> [GIVEN DATA]:
────────────────────

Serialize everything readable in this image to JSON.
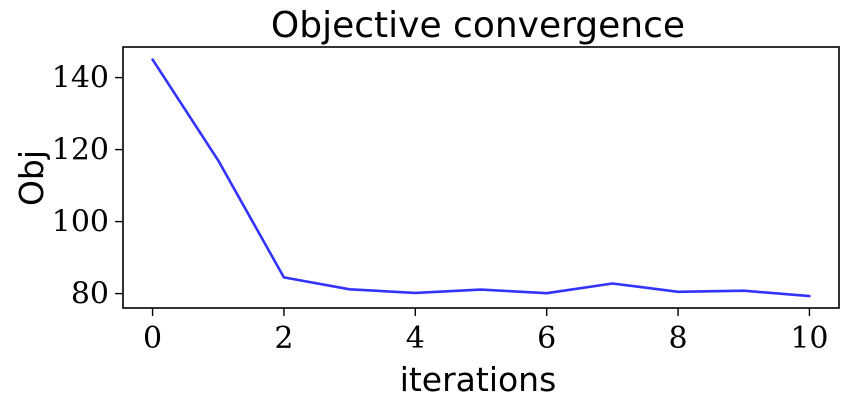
{
  "chart_data": {
    "type": "line",
    "title": "Objective convergence",
    "xlabel": "iterations",
    "ylabel": "Obj",
    "xlim": [
      -0.45,
      10.45
    ],
    "ylim": [
      76,
      148.5
    ],
    "xticks": [
      "0",
      "2",
      "4",
      "6",
      "8",
      "10"
    ],
    "xtick_values": [
      0,
      2,
      4,
      6,
      8,
      10
    ],
    "yticks": [
      "80",
      "100",
      "120",
      "140"
    ],
    "ytick_values": [
      80,
      100,
      120,
      140
    ],
    "grid": false,
    "series": [
      {
        "color": "#3333ff",
        "x": [
          0,
          1,
          2,
          3,
          4,
          5,
          6,
          7,
          8,
          9,
          10
        ],
        "y": [
          145,
          117,
          84.5,
          81.2,
          80.2,
          81.1,
          80.1,
          82.8,
          80.5,
          80.8,
          79.3
        ]
      }
    ]
  }
}
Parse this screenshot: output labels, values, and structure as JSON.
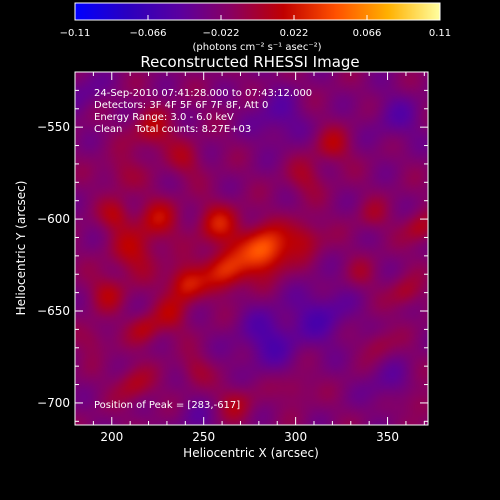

────────────────────

> [SHORT EXERCISE]:
Copy out the entries verbatim and leave the images out.

> [OUTPUT]:
Serialize everything readable in this image to JSON.
{
  "chart_data": {
    "type": "line",
    "title": "Objective convergence",
    "xlabel": "iterations",
    "ylabel": "Obj",
    "xlim": [
      -0.45,
      10.45
    ],
    "ylim": [
      76,
      148.5
    ],
    "xticks": [
      "0",
      "2",
      "4",
      "6",
      "8",
      "10"
    ],
    "xtick_values": [
      0,
      2,
      4,
      6,
      8,
      10
    ],
    "yticks": [
      "80",
      "100",
      "120",
      "140"
    ],
    "ytick_values": [
      80,
      100,
      120,
      140
    ],
    "grid": false,
    "series": [
      {
        "color": "#3333ff",
        "x": [
          0,
          1,
          2,
          3,
          4,
          5,
          6,
          7,
          8,
          9,
          10
        ],
        "y": [
          145,
          117,
          84.5,
          81.2,
          80.2,
          81.1,
          80.1,
          82.8,
          80.5,
          80.8,
          79.3
        ]
      }
    ]
  }
}
Parse this screenshot: output labels, values, and structure as JSON.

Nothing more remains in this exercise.